+++ Task input

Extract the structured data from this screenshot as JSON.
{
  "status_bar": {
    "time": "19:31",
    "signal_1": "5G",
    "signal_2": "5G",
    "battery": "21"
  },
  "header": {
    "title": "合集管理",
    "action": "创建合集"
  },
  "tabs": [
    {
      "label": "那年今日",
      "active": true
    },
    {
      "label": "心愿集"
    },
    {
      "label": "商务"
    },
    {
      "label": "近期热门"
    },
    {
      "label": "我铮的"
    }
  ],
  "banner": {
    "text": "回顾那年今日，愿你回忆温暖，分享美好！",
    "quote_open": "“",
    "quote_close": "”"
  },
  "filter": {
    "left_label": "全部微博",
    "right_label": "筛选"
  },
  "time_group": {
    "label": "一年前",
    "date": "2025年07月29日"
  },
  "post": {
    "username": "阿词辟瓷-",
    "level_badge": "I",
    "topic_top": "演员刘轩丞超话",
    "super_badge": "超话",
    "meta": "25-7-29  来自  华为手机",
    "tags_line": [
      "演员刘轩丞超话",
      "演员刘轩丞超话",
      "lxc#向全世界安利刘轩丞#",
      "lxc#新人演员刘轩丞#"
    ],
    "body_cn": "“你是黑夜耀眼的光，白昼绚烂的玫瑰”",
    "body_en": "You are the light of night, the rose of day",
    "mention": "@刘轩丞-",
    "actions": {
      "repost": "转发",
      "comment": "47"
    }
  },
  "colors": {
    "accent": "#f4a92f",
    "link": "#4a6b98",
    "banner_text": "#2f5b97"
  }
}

++++++

• _Written instruction_: Repeat the whole listing exactly, keeping every line intact.

• _Reply_:
Extract the structured data from this screenshot as JSON.
{
  "status_bar": {
    "time": "19:31",
    "signal_1": "5G",
    "signal_2": "5G",
    "battery": "21"
  },
  "header": {
    "title": "合集管理",
    "action": "创建合集"
  },
  "tabs": [
    {
      "label": "那年今日",
      "active": true
    },
    {
      "label": "心愿集"
    },
    {
      "label": "商务"
    },
    {
      "label": "近期热门"
    },
    {
      "label": "我铮的"
    }
  ],
  "banner": {
    "text": "回顾那年今日，愿你回忆温暖，分享美好！",
    "quote_open": "“",
    "quote_close": "”"
  },
  "filter": {
    "left_label": "全部微博",
    "right_label": "筛选"
  },
  "time_group": {
    "label": "一年前",
    "date": "2025年07月29日"
  },
  "post": {
    "username": "阿词辟瓷-",
    "level_badge": "I",
    "topic_top": "演员刘轩丞超话",
    "super_badge": "超话",
    "meta": "25-7-29  来自  华为手机",
    "tags_line": [
      "演员刘轩丞超话",
      "演员刘轩丞超话",
      "lxc#向全世界安利刘轩丞#",
      "lxc#新人演员刘轩丞#"
    ],
    "body_cn": "“你是黑夜耀眼的光，白昼绚烂的玫瑰”",
    "body_en": "You are the light of night, the rose of day",
    "mention": "@刘轩丞-",
    "actions": {
      "repost": "转发",
      "comment": "47"
    }
  },
  "colors": {
    "accent": "#f4a92f",
    "link": "#4a6b98",
    "banner_text": "#2f5b97"
  }
}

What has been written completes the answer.